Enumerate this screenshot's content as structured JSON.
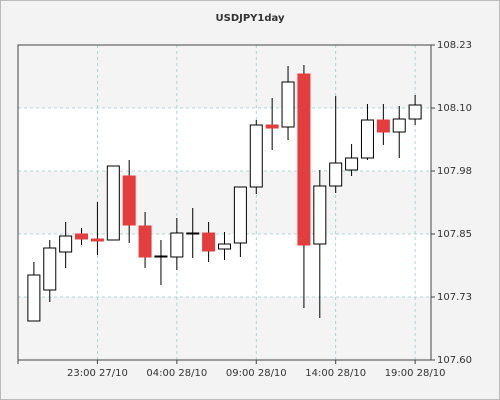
{
  "chart_data": {
    "type": "candlestick",
    "title": "USDJPY1day",
    "categories": [
      null,
      null,
      null,
      null,
      "23:00 27/10",
      null,
      null,
      null,
      null,
      "04:00 28/10",
      null,
      null,
      null,
      null,
      "09:00 28/10",
      null,
      null,
      null,
      null,
      "14:00 28/10",
      null,
      null,
      null,
      null,
      "19:00 28/10"
    ],
    "open": [
      107.678,
      107.74,
      107.816,
      107.852,
      107.842,
      107.84,
      107.968,
      107.868,
      107.806,
      107.806,
      107.852,
      107.854,
      107.822,
      107.834,
      107.946,
      108.07,
      108.066,
      108.172,
      107.832,
      107.948,
      107.98,
      108.004,
      108.08,
      108.056,
      108.082
    ],
    "high": [
      107.796,
      107.84,
      107.876,
      107.864,
      107.916,
      107.988,
      108.0,
      107.896,
      107.84,
      107.884,
      107.904,
      107.876,
      107.856,
      107.946,
      108.08,
      108.124,
      108.188,
      108.19,
      107.98,
      108.128,
      108.032,
      108.112,
      108.112,
      108.108,
      108.13
    ],
    "low": [
      107.678,
      107.716,
      107.784,
      107.83,
      107.81,
      107.84,
      107.834,
      107.784,
      107.75,
      107.78,
      107.804,
      107.796,
      107.8,
      107.806,
      107.932,
      108.02,
      108.04,
      107.704,
      107.684,
      107.934,
      107.968,
      108.0,
      108.03,
      108.004,
      108.07
    ],
    "close": [
      107.77,
      107.824,
      107.848,
      107.842,
      107.838,
      107.988,
      107.87,
      107.806,
      107.808,
      107.854,
      107.854,
      107.818,
      107.832,
      107.946,
      108.07,
      108.064,
      108.156,
      107.83,
      107.948,
      107.994,
      108.004,
      108.08,
      108.056,
      108.082,
      108.11
    ],
    "up_color": "#ffffff",
    "down_color": "#e43d3d",
    "edge_color": "#000000",
    "ylim": [
      107.6,
      108.23
    ],
    "yticks": [
      {
        "value": 107.6,
        "label": "107.60"
      },
      {
        "value": 107.726,
        "label": "107.73"
      },
      {
        "value": 107.852,
        "label": "107.85"
      },
      {
        "value": 107.978,
        "label": "107.98"
      },
      {
        "value": 108.104,
        "label": "108.10"
      },
      {
        "value": 108.23,
        "label": "108.23"
      }
    ],
    "grid": true
  }
}
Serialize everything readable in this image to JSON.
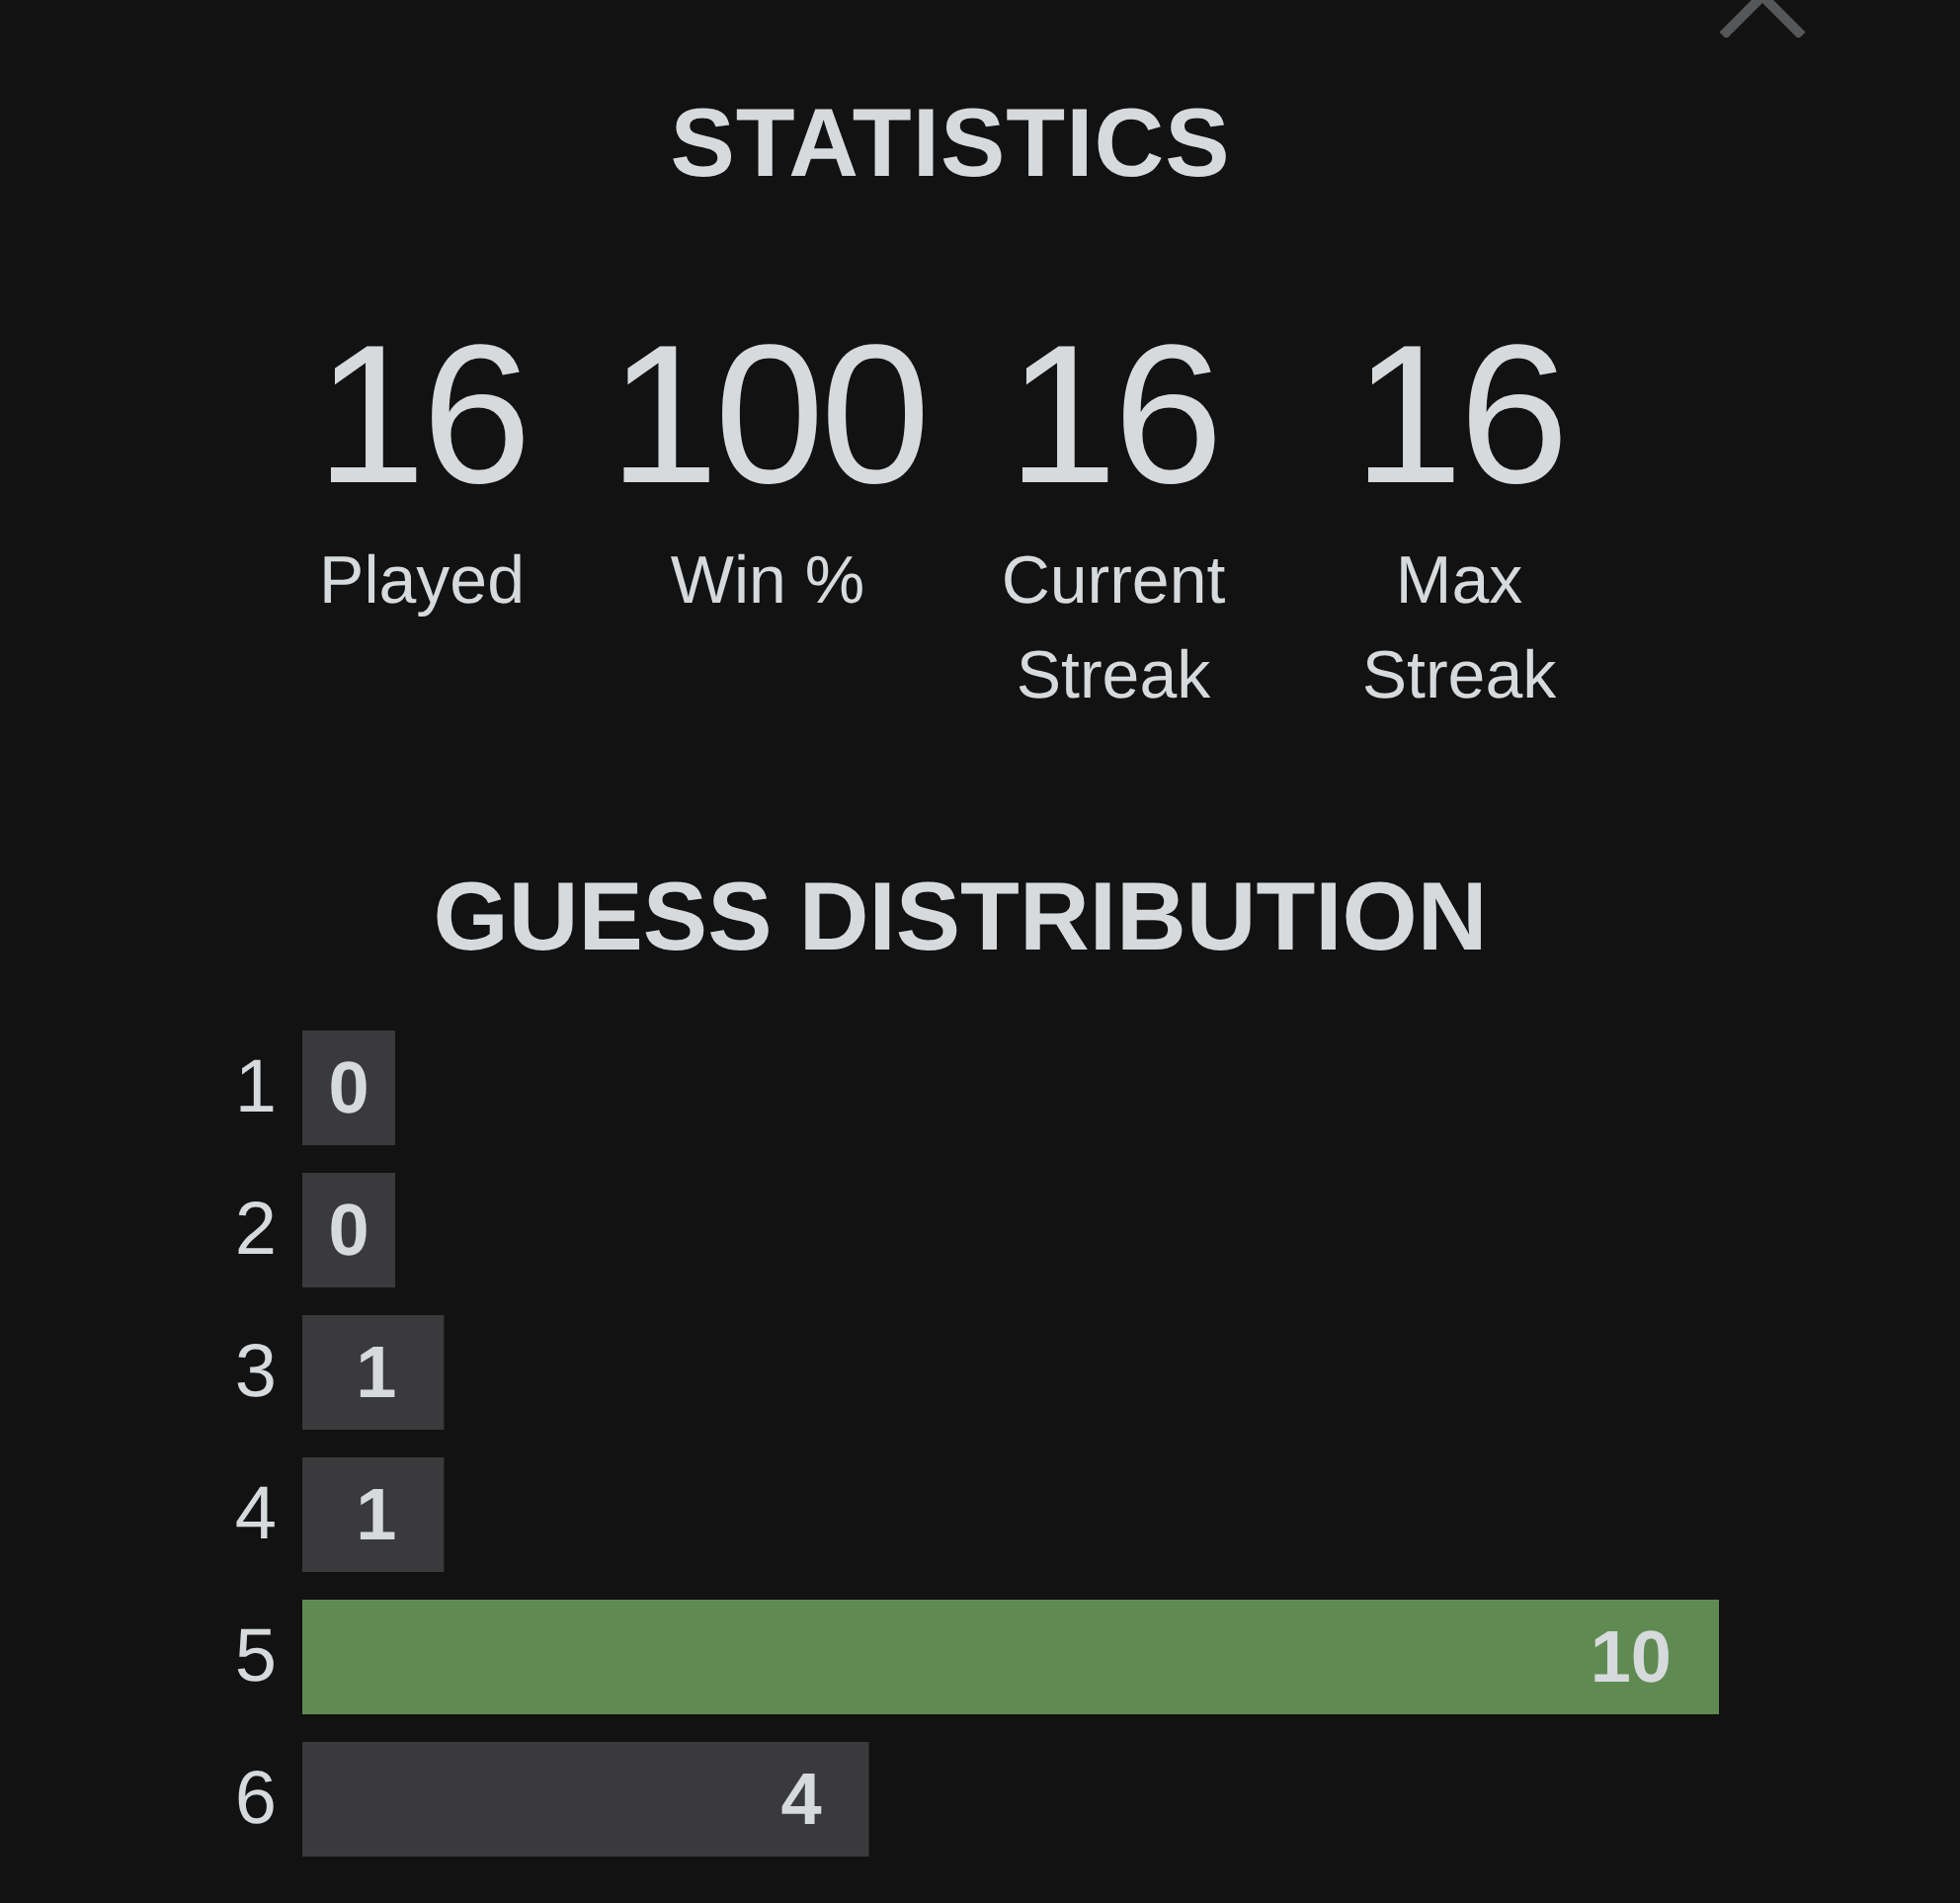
{
  "chart_data": [
    {
      "type": "other",
      "title": "STATISTICS",
      "categories": [
        "Played",
        "Win %",
        "Current Streak",
        "Max Streak"
      ],
      "values": [
        16,
        100,
        16,
        16
      ],
      "data_labels": true
    },
    {
      "type": "bar",
      "title": "GUESS DISTRIBUTION",
      "orientation": "horizontal",
      "categories": [
        "1",
        "2",
        "3",
        "4",
        "5",
        "6"
      ],
      "values": [
        0,
        0,
        1,
        1,
        10,
        4
      ],
      "colors": [
        "#3a3a3c",
        "#3a3a3c",
        "#3a3a3c",
        "#3a3a3c",
        "#5f8b53",
        "#3a3a3c"
      ],
      "xlim": [
        0,
        10
      ],
      "data_labels": true,
      "tick_labels": "y"
    }
  ]
}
--
- _AIM OF THE TASK_
Gather all lines from the listing above in which "true" occurs.

- _ANSWER FOR THE TASK_
    "grid": true
      "data_labels": true
      "data_labels": true,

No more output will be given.